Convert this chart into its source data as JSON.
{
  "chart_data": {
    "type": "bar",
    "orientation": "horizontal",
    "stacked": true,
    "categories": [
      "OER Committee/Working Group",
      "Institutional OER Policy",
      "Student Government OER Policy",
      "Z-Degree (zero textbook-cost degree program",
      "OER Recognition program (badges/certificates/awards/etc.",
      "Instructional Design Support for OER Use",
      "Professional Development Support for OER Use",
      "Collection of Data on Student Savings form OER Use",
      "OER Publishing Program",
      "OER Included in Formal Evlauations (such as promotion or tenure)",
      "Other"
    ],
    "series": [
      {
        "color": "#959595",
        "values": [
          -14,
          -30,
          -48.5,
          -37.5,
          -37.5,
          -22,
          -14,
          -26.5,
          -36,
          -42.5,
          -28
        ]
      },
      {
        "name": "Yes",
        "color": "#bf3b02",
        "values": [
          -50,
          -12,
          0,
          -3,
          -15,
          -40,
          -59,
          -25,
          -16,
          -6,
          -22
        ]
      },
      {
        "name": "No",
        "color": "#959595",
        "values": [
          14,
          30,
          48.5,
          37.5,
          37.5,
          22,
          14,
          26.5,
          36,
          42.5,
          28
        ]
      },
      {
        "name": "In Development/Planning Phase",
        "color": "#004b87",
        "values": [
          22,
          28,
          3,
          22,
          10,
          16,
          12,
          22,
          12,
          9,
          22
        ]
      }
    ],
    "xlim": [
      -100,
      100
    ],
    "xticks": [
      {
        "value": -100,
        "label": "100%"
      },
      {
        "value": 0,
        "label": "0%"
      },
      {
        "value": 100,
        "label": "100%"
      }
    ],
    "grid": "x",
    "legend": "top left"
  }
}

Task brief
Every entry above should be retyped exactly as shown.

Response
Convert this chart into its source data as JSON.
{
  "chart_data": {
    "type": "bar",
    "orientation": "horizontal",
    "stacked": true,
    "categories": [
      "OER Committee/Working Group",
      "Institutional OER Policy",
      "Student Government OER Policy",
      "Z-Degree (zero textbook-cost degree program",
      "OER Recognition program (badges/certificates/awards/etc.",
      "Instructional Design Support for OER Use",
      "Professional Development Support for OER Use",
      "Collection of Data on Student Savings form OER Use",
      "OER Publishing Program",
      "OER Included in Formal Evlauations (such as promotion or tenure)",
      "Other"
    ],
    "series": [
      {
        "color": "#959595",
        "values": [
          -14,
          -30,
          -48.5,
          -37.5,
          -37.5,
          -22,
          -14,
          -26.5,
          -36,
          -42.5,
          -28
        ]
      },
      {
        "name": "Yes",
        "color": "#bf3b02",
        "values": [
          -50,
          -12,
          0,
          -3,
          -15,
          -40,
          -59,
          -25,
          -16,
          -6,
          -22
        ]
      },
      {
        "name": "No",
        "color": "#959595",
        "values": [
          14,
          30,
          48.5,
          37.5,
          37.5,
          22,
          14,
          26.5,
          36,
          42.5,
          28
        ]
      },
      {
        "name": "In Development/Planning Phase",
        "color": "#004b87",
        "values": [
          22,
          28,
          3,
          22,
          10,
          16,
          12,
          22,
          12,
          9,
          22
        ]
      }
    ],
    "xlim": [
      -100,
      100
    ],
    "xticks": [
      {
        "value": -100,
        "label": "100%"
      },
      {
        "value": 0,
        "label": "0%"
      },
      {
        "value": 100,
        "label": "100%"
      }
    ],
    "grid": "x",
    "legend": "top left"
  }
}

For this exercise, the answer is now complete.